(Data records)
:::

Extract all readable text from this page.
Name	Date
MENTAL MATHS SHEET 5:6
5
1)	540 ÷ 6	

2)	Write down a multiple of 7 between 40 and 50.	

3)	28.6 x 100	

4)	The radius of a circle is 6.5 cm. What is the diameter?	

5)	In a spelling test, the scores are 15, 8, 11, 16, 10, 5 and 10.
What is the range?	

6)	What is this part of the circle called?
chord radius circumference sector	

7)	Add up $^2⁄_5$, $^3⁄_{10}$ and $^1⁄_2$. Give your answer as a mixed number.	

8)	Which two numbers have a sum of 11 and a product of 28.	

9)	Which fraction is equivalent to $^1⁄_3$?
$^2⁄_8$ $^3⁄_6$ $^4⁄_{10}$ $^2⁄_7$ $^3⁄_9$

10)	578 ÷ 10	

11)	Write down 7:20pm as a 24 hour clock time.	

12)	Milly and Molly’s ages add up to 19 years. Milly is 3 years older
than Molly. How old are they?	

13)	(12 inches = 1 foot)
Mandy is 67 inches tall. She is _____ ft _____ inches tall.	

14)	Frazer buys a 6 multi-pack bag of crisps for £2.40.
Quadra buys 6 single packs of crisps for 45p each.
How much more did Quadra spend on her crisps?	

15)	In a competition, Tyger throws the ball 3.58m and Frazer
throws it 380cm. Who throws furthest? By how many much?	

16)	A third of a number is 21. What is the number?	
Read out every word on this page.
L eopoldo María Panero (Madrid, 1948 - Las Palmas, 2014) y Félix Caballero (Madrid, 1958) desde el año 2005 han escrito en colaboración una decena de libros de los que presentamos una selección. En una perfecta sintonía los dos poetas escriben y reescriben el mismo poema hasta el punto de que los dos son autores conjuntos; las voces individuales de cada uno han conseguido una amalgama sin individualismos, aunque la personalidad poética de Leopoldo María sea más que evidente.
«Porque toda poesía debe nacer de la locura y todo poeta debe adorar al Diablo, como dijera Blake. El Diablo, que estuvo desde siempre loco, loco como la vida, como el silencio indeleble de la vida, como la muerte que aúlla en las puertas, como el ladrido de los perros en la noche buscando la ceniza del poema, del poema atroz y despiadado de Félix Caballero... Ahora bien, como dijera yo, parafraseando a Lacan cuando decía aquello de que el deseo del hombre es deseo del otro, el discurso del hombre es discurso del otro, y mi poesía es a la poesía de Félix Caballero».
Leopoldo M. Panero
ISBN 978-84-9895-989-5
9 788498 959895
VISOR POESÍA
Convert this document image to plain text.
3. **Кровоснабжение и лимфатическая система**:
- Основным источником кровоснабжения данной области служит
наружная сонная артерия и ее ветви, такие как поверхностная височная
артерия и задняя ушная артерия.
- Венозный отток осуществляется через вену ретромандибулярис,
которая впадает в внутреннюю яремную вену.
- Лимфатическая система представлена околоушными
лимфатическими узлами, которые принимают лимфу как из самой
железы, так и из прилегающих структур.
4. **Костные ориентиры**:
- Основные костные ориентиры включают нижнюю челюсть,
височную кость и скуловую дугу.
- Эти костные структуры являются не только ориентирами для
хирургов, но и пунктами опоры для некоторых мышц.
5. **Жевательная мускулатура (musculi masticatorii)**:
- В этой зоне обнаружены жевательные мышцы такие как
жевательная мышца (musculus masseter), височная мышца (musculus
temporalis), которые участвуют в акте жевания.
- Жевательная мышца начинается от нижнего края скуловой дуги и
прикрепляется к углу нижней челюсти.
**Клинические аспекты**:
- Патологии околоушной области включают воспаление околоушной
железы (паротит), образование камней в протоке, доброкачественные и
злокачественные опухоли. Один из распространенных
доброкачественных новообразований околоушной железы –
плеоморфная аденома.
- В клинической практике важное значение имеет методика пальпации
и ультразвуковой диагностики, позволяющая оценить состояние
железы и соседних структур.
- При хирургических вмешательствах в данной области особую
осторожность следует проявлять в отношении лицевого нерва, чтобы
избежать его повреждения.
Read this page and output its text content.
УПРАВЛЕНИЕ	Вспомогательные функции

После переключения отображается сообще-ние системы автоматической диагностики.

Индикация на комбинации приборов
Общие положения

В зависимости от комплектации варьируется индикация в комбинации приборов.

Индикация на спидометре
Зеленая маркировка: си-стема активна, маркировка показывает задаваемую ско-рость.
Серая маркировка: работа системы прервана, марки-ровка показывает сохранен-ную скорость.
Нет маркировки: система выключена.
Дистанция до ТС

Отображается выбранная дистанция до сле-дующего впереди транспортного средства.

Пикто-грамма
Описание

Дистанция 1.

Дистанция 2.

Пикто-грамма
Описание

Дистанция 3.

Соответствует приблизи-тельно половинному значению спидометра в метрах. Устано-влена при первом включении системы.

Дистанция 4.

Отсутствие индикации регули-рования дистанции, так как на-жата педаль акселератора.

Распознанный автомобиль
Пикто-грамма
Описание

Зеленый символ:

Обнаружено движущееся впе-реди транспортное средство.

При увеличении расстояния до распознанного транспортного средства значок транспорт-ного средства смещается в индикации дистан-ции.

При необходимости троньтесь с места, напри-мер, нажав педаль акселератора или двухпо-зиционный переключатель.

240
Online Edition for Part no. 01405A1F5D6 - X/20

:::

— GIVEN INSTRUCTION —
Search the records for the word "транспортного" and copy every line where it occurs.

— EXPECTED ANSWER —
Отображается выбранная дистанция до сле-дующего впереди транспортного средства.
При увеличении расстояния до распознанного транспортного средства значок транспорт-ного средства смещается в индикации дистан-ции.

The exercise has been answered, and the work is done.